** Opening Available records block **

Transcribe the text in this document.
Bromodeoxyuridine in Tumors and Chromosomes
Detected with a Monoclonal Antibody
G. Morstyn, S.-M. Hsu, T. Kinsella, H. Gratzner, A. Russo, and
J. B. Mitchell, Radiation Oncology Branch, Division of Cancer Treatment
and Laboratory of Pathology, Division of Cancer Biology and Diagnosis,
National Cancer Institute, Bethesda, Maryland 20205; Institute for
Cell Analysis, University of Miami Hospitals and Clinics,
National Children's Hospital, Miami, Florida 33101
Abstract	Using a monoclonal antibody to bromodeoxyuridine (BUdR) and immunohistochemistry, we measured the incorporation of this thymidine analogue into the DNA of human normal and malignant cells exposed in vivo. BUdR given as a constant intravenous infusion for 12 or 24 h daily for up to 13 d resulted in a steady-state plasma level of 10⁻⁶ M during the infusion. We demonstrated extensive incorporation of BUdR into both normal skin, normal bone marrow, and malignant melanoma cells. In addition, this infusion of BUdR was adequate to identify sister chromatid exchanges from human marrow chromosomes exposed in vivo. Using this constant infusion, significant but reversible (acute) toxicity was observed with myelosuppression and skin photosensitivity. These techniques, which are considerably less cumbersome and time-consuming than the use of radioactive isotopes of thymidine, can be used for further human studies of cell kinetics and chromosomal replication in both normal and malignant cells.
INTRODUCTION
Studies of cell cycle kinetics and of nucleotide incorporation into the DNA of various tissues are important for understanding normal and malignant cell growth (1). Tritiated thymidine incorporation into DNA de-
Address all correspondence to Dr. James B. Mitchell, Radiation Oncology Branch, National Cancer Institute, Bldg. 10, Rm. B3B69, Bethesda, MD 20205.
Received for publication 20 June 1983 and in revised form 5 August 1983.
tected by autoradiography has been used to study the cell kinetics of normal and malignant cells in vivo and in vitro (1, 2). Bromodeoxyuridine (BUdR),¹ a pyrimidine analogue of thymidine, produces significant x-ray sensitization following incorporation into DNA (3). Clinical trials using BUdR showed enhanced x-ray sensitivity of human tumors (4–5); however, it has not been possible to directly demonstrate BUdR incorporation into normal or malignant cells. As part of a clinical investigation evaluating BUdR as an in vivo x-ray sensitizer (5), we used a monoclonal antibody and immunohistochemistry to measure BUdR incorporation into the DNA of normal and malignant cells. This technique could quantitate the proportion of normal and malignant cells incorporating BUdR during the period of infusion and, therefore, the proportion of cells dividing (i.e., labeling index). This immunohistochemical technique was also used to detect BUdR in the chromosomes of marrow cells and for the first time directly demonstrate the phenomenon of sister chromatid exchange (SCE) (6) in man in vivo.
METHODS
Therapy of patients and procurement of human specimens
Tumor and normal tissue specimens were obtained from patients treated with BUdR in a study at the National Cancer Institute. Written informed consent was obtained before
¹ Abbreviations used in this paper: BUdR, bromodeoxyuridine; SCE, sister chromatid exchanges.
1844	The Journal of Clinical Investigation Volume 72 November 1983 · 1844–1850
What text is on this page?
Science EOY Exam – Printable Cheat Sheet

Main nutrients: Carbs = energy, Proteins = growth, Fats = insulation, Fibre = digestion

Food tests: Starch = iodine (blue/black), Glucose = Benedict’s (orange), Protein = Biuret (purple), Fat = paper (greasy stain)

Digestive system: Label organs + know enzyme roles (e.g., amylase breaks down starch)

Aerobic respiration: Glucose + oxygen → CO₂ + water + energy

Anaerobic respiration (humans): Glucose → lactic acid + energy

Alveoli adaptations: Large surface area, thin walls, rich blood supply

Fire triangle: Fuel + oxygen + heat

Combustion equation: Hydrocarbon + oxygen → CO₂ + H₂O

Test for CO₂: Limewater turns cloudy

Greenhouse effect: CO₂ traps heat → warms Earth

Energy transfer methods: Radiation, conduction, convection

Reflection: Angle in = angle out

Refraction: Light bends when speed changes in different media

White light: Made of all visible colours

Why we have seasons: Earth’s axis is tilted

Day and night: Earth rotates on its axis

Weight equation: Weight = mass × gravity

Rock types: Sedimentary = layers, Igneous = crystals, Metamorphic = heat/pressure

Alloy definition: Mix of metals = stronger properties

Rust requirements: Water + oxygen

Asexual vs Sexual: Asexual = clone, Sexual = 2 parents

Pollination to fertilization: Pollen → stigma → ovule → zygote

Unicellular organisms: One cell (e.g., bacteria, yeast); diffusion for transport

** Closing Available records block **

• [What is required]: Only the lines from the one that contains "What text is on this page?" to the end of the data should be output, exactly as they appear.

• [Task output]:
What text is on this page?
Science EOY Exam – Printable Cheat Sheet

Main nutrients: Carbs = energy, Proteins = growth, Fats = insulation, Fibre = digestion

Food tests: Starch = iodine (blue/black), Glucose = Benedict’s (orange), Protein = Biuret (purple), Fat = paper (greasy stain)

Digestive system: Label organs + know enzyme roles (e.g., amylase breaks down starch)

Aerobic respiration: Glucose + oxygen → CO₂ + water + energy

Anaerobic respiration (humans): Glucose → lactic acid + energy

Alveoli adaptations: Large surface area, thin walls, rich blood supply

Fire triangle: Fuel + oxygen + heat

Combustion equation: Hydrocarbon + oxygen → CO₂ + H₂O

Test for CO₂: Limewater turns cloudy

Greenhouse effect: CO₂ traps heat → warms Earth

Energy transfer methods: Radiation, conduction, convection

Reflection: Angle in = angle out

Refraction: Light bends when speed changes in different media

White light: Made of all visible colours

Why we have seasons: Earth’s axis is tilted

Day and night: Earth rotates on its axis

Weight equation: Weight = mass × gravity

Rock types: Sedimentary = layers, Igneous = crystals, Metamorphic = heat/pressure

Alloy definition: Mix of metals = stronger properties

Rust requirements: Water + oxygen

Asexual vs Sexual: Asexual = clone, Sexual = 2 parents

Pollination to fertilization: Pollen → stigma → ovule → zygote

Unicellular organisms: One cell (e.g., bacteria, yeast); diffusion for transport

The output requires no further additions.